> Given records:
╔══

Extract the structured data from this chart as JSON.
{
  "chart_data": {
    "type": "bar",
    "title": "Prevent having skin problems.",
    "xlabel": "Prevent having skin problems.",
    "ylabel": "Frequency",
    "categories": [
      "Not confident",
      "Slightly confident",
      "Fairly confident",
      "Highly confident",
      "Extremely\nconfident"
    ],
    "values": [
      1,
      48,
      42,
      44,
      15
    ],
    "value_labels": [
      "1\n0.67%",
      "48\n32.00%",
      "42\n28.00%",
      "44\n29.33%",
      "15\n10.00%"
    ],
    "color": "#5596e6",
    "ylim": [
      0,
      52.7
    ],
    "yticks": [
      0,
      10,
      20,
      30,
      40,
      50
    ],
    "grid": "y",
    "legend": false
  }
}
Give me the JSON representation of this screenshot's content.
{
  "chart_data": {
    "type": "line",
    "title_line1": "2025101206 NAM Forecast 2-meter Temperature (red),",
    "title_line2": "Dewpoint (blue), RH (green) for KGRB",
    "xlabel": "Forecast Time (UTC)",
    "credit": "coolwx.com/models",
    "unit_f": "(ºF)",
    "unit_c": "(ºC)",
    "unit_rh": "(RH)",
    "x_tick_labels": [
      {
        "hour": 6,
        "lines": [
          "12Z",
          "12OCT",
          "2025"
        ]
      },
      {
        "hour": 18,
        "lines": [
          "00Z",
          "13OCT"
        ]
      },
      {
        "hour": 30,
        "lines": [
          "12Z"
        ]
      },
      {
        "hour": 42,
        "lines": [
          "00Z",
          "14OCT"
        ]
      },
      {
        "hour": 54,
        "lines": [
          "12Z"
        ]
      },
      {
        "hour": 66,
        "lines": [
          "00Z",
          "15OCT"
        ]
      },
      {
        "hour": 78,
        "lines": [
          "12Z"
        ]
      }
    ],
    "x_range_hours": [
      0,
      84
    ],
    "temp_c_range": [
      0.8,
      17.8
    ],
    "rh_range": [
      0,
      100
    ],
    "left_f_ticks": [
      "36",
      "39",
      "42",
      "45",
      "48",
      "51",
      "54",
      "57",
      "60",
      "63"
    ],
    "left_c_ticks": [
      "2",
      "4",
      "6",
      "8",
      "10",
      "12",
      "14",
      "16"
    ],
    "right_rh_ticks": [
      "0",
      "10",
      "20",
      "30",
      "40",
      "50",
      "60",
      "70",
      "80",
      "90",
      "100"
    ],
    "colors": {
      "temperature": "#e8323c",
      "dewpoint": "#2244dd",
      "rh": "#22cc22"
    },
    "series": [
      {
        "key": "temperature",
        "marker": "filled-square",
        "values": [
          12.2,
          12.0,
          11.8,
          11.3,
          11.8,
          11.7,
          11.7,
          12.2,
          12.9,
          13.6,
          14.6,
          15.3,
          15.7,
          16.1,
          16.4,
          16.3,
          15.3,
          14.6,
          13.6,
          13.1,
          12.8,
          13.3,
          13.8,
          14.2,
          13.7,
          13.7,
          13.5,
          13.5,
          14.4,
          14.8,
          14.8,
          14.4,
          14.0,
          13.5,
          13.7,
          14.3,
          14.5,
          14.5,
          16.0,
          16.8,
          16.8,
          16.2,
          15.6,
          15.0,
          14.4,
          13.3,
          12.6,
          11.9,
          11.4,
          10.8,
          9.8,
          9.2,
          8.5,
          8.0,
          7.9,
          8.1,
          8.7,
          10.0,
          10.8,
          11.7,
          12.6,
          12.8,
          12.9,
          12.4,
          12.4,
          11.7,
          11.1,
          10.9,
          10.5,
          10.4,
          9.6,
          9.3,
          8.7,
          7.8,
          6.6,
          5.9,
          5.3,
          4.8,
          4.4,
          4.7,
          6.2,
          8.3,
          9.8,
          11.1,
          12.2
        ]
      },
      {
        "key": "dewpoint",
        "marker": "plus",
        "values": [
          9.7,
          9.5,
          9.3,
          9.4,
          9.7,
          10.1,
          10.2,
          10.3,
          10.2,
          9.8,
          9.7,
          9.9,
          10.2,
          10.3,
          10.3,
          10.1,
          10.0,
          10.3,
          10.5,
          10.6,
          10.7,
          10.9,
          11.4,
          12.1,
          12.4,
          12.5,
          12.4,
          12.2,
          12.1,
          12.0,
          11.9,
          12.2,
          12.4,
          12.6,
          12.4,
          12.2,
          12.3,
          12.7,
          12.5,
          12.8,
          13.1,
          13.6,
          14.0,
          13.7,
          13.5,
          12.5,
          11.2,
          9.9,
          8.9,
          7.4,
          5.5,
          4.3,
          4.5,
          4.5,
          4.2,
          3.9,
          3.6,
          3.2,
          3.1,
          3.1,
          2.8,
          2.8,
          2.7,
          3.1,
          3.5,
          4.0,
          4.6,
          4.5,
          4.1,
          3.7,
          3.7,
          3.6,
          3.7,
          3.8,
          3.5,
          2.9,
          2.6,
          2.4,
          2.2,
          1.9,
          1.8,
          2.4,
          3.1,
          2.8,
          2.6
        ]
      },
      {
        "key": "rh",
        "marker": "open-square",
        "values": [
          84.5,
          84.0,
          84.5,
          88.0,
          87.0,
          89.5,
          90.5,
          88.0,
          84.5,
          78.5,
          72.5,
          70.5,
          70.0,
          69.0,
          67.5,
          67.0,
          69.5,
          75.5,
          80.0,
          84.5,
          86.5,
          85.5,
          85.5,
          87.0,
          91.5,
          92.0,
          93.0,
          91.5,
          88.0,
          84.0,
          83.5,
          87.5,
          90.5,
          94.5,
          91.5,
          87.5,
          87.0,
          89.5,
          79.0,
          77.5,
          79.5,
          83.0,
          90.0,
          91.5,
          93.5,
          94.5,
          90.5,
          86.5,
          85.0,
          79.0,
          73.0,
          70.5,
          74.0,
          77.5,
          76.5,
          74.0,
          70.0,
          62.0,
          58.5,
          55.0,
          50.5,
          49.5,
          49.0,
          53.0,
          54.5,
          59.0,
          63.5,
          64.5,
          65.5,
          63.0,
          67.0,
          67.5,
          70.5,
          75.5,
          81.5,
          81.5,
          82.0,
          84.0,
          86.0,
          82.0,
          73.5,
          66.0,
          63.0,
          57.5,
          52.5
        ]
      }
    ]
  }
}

╚══

> Given problem: Go through the records above and set each one down exactly, please.

> Result for this task:
Extract the structured data from this chart as JSON.
{
  "chart_data": {
    "type": "bar",
    "title": "Prevent having skin problems.",
    "xlabel": "Prevent having skin problems.",
    "ylabel": "Frequency",
    "categories": [
      "Not confident",
      "Slightly confident",
      "Fairly confident",
      "Highly confident",
      "Extremely\nconfident"
    ],
    "values": [
      1,
      48,
      42,
      44,
      15
    ],
    "value_labels": [
      "1\n0.67%",
      "48\n32.00%",
      "42\n28.00%",
      "44\n29.33%",
      "15\n10.00%"
    ],
    "color": "#5596e6",
    "ylim": [
      0,
      52.7
    ],
    "yticks": [
      0,
      10,
      20,
      30,
      40,
      50
    ],
    "grid": "y",
    "legend": false
  }
}
Give me the JSON representation of this screenshot's content.
{
  "chart_data": {
    "type": "line",
    "title_line1": "2025101206 NAM Forecast 2-meter Temperature (red),",
    "title_line2": "Dewpoint (blue), RH (green) for KGRB",
    "xlabel": "Forecast Time (UTC)",
    "credit": "coolwx.com/models",
    "unit_f": "(ºF)",
    "unit_c": "(ºC)",
    "unit_rh": "(RH)",
    "x_tick_labels": [
      {
        "hour": 6,
        "lines": [
          "12Z",
          "12OCT",
          "2025"
        ]
      },
      {
        "hour": 18,
        "lines": [
          "00Z",
          "13OCT"
        ]
      },
      {
        "hour": 30,
        "lines": [
          "12Z"
        ]
      },
      {
        "hour": 42,
        "lines": [
          "00Z",
          "14OCT"
        ]
      },
      {
        "hour": 54,
        "lines": [
          "12Z"
        ]
      },
      {
        "hour": 66,
        "lines": [
          "00Z",
          "15OCT"
        ]
      },
      {
        "hour": 78,
        "lines": [
          "12Z"
        ]
      }
    ],
    "x_range_hours": [
      0,
      84
    ],
    "temp_c_range": [
      0.8,
      17.8
    ],
    "rh_range": [
      0,
      100
    ],
    "left_f_ticks": [
      "36",
      "39",
      "42",
      "45",
      "48",
      "51",
      "54",
      "57",
      "60",
      "63"
    ],
    "left_c_ticks": [
      "2",
      "4",
      "6",
      "8",
      "10",
      "12",
      "14",
      "16"
    ],
    "right_rh_ticks": [
      "0",
      "10",
      "20",
      "30",
      "40",
      "50",
      "60",
      "70",
      "80",
      "90",
      "100"
    ],
    "colors": {
      "temperature": "#e8323c",
      "dewpoint": "#2244dd",
      "rh": "#22cc22"
    },
    "series": [
      {
        "key": "temperature",
        "marker": "filled-square",
        "values": [
          12.2,
          12.0,
          11.8,
          11.3,
          11.8,
          11.7,
          11.7,
          12.2,
          12.9,
          13.6,
          14.6,
          15.3,
          15.7,
          16.1,
          16.4,
          16.3,
          15.3,
          14.6,
          13.6,
          13.1,
          12.8,
          13.3,
          13.8,
          14.2,
          13.7,
          13.7,
          13.5,
          13.5,
          14.4,
          14.8,
          14.8,
          14.4,
          14.0,
          13.5,
          13.7,
          14.3,
          14.5,
          14.5,
          16.0,
          16.8,
          16.8,
          16.2,
          15.6,
          15.0,
          14.4,
          13.3,
          12.6,
          11.9,
          11.4,
          10.8,
          9.8,
          9.2,
          8.5,
          8.0,
          7.9,
          8.1,
          8.7,
          10.0,
          10.8,
          11.7,
          12.6,
          12.8,
          12.9,
          12.4,
          12.4,
          11.7,
          11.1,
          10.9,
          10.5,
          10.4,
          9.6,
          9.3,
          8.7,
          7.8,
          6.6,
          5.9,
          5.3,
          4.8,
          4.4,
          4.7,
          6.2,
          8.3,
          9.8,
          11.1,
          12.2
        ]
      },
      {
        "key": "dewpoint",
        "marker": "plus",
        "values": [
          9.7,
          9.5,
          9.3,
          9.4,
          9.7,
          10.1,
          10.2,
          10.3,
          10.2,
          9.8,
          9.7,
          9.9,
          10.2,
          10.3,
          10.3,
          10.1,
          10.0,
          10.3,
          10.5,
          10.6,
          10.7,
          10.9,
          11.4,
          12.1,
          12.4,
          12.5,
          12.4,
          12.2,
          12.1,
          12.0,
          11.9,
          12.2,
          12.4,
          12.6,
          12.4,
          12.2,
          12.3,
          12.7,
          12.5,
          12.8,
          13.1,
          13.6,
          14.0,
          13.7,
          13.5,
          12.5,
          11.2,
          9.9,
          8.9,
          7.4,
          5.5,
          4.3,
          4.5,
          4.5,
          4.2,
          3.9,
          3.6,
          3.2,
          3.1,
          3.1,
          2.8,
          2.8,
          2.7,
          3.1,
          3.5,
          4.0,
          4.6,
          4.5,
          4.1,
          3.7,
          3.7,
          3.6,
          3.7,
          3.8,
          3.5,
          2.9,
          2.6,
          2.4,
          2.2,
          1.9,
          1.8,
          2.4,
          3.1,
          2.8,
          2.6
        ]
      },
      {
        "key": "rh",
        "marker": "open-square",
        "values": [
          84.5,
          84.0,
          84.5,
          88.0,
          87.0,
          89.5,
          90.5,
          88.0,
          84.5,
          78.5,
          72.5,
          70.5,
          70.0,
          69.0,
          67.5,
          67.0,
          69.5,
          75.5,
          80.0,
          84.5,
          86.5,
          85.5,
          85.5,
          87.0,
          91.5,
          92.0,
          93.0,
          91.5,
          88.0,
          84.0,
          83.5,
          87.5,
          90.5,
          94.5,
          91.5,
          87.5,
          87.0,
          89.5,
          79.0,
          77.5,
          79.5,
          83.0,
          90.0,
          91.5,
          93.5,
          94.5,
          90.5,
          86.5,
          85.0,
          79.0,
          73.0,
          70.5,
          74.0,
          77.5,
          76.5,
          74.0,
          70.0,
          62.0,
          58.5,
          55.0,
          50.5,
          49.5,
          49.0,
          53.0,
          54.5,
          59.0,
          63.5,
          64.5,
          65.5,
          63.0,
          67.0,
          67.5,
          70.5,
          75.5,
          81.5,
          81.5,
          82.0,
          84.0,
          86.0,
          82.0,
          73.5,
          66.0,
          63.0,
          57.5,
          52.5
        ]
      }
    ]
  }
}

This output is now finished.